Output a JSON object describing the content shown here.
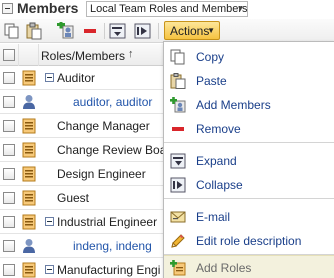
{
  "header": {
    "title": "Members",
    "view_select_value": "Local Team Roles and Members"
  },
  "toolbar": {
    "actions_label": "Actions"
  },
  "table": {
    "column_header": "Roles/Members",
    "sort_indicator": "↑",
    "rows": [
      {
        "label": "Auditor",
        "type": "role",
        "expanded": true
      },
      {
        "label": "auditor, auditor",
        "type": "member"
      },
      {
        "label": "Change Manager",
        "type": "role"
      },
      {
        "label": "Change Review Boar",
        "type": "role"
      },
      {
        "label": "Design Engineer",
        "type": "role"
      },
      {
        "label": "Guest",
        "type": "role"
      },
      {
        "label": "Industrial Engineer",
        "type": "role",
        "expanded": true
      },
      {
        "label": "indeng, indeng",
        "type": "member"
      },
      {
        "label": "Manufacturing Engi",
        "type": "role",
        "expanded": true
      }
    ]
  },
  "menu": {
    "items": [
      {
        "label": "Copy",
        "icon": "copy-icon"
      },
      {
        "label": "Paste",
        "icon": "paste-icon"
      },
      {
        "label": "Add Members",
        "icon": "add-members-icon"
      },
      {
        "label": "Remove",
        "icon": "remove-icon"
      },
      {
        "label": "Expand",
        "icon": "expand-icon"
      },
      {
        "label": "Collapse",
        "icon": "collapse-icon"
      },
      {
        "label": "E-mail",
        "icon": "email-icon"
      },
      {
        "label": "Edit role description",
        "icon": "pencil-icon"
      },
      {
        "label": "Add Roles",
        "icon": "add-roles-icon"
      }
    ]
  },
  "colors": {
    "actions_button": "#f6c341",
    "menu_label": "#1a3f8a",
    "member_link": "#2255aa",
    "remove_red": "#d9262b",
    "hover_row": "#f3f1dd"
  }
}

- [Problem requirements]:
Please set down each line of the data above exactly as written, without the pictures.

- [Response for this exercise]:
Output a JSON object describing the content shown here.
{
  "header": {
    "title": "Members",
    "view_select_value": "Local Team Roles and Members"
  },
  "toolbar": {
    "actions_label": "Actions"
  },
  "table": {
    "column_header": "Roles/Members",
    "sort_indicator": "↑",
    "rows": [
      {
        "label": "Auditor",
        "type": "role",
        "expanded": true
      },
      {
        "label": "auditor, auditor",
        "type": "member"
      },
      {
        "label": "Change Manager",
        "type": "role"
      },
      {
        "label": "Change Review Boar",
        "type": "role"
      },
      {
        "label": "Design Engineer",
        "type": "role"
      },
      {
        "label": "Guest",
        "type": "role"
      },
      {
        "label": "Industrial Engineer",
        "type": "role",
        "expanded": true
      },
      {
        "label": "indeng, indeng",
        "type": "member"
      },
      {
        "label": "Manufacturing Engi",
        "type": "role",
        "expanded": true
      }
    ]
  },
  "menu": {
    "items": [
      {
        "label": "Copy",
        "icon": "copy-icon"
      },
      {
        "label": "Paste",
        "icon": "paste-icon"
      },
      {
        "label": "Add Members",
        "icon": "add-members-icon"
      },
      {
        "label": "Remove",
        "icon": "remove-icon"
      },
      {
        "label": "Expand",
        "icon": "expand-icon"
      },
      {
        "label": "Collapse",
        "icon": "collapse-icon"
      },
      {
        "label": "E-mail",
        "icon": "email-icon"
      },
      {
        "label": "Edit role description",
        "icon": "pencil-icon"
      },
      {
        "label": "Add Roles",
        "icon": "add-roles-icon"
      }
    ]
  },
  "colors": {
    "actions_button": "#f6c341",
    "menu_label": "#1a3f8a",
    "member_link": "#2255aa",
    "remove_red": "#d9262b",
    "hover_row": "#f3f1dd"
  }
}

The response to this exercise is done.